PROVIDED RECORDS →
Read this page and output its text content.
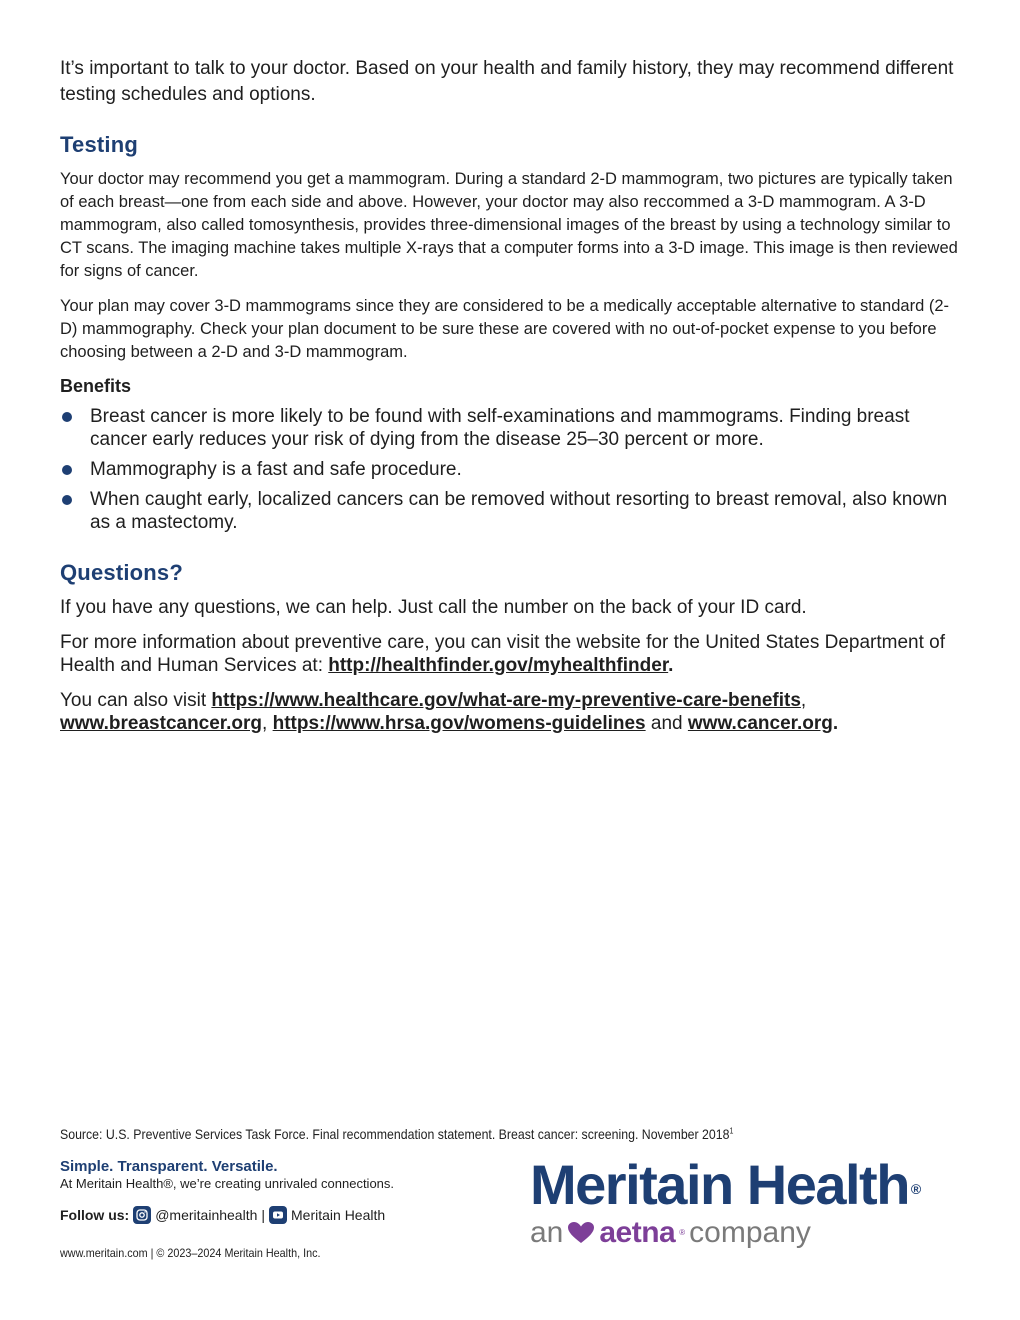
It’s important to talk to your doctor. Based on your health and family history, they may recommend different testing schedules and options.

Testing

Your doctor may recommend you get a mammogram. During a standard 2-D mammogram, two pictures are typically taken of each breast—one from each side and above. However, your doctor may also reccommed a 3-D mammogram. A 3-D mammogram, also called tomosynthesis, provides three-dimensional images of the breast by using a technology similar to CT scans. The imaging machine takes multiple X-rays that a computer forms into a 3-D image. This image is then reviewed for signs of cancer.

Your plan may cover 3-D mammograms since they are considered to be a medically acceptable alternative to standard (2-D) mammography. Check your plan document to be sure these are covered with no out-of-pocket expense to you before choosing between a 2-D and 3-D mammogram.

Benefits
Breast cancer is more likely to be found with self-examinations and mammograms. Finding breast cancer early reduces your risk of dying from the disease 25–30 percent or more.
Mammography is a fast and safe procedure.
When caught early, localized cancers can be removed without resorting to breast removal, also known as a mastectomy.
Questions?

If you have any questions, we can help. Just call the number on the back of your ID card.

For more information about preventive care, you can visit the website for the United States Department of Health and Human Services at: http://healthfinder.gov/myhealthfinder.

You can also visit https://www.healthcare.gov/what-are-my-preventive-care-benefits, www.breastcancer.org, https://www.hrsa.gov/womens-guidelines and www.cancer.org.

Source: U.S. Preventive Services Task Force. Final recommendation statement. Breast cancer: screening. November 2018$^1$

Simple. Transparent. Versatile.
At Meritain Health®, we’re creating unrivaled connections.
Follow us: @meritainhealth | Meritain Health
www.meritain.com | © 2023–2024 Meritain Health, Inc.
Meritain Health ®
an aetna ® company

PROMPT →
Above are the records. Identify each line that contains the word "early".

SOLUTION TO THE PROBLEM →
Breast cancer is more likely to be found with self-examinations and mammograms. Finding breast cancer early reduces your risk of dying from the disease 25–30 percent or more.
When caught early, localized cancers can be removed without resorting to breast removal, also known as a mastectomy.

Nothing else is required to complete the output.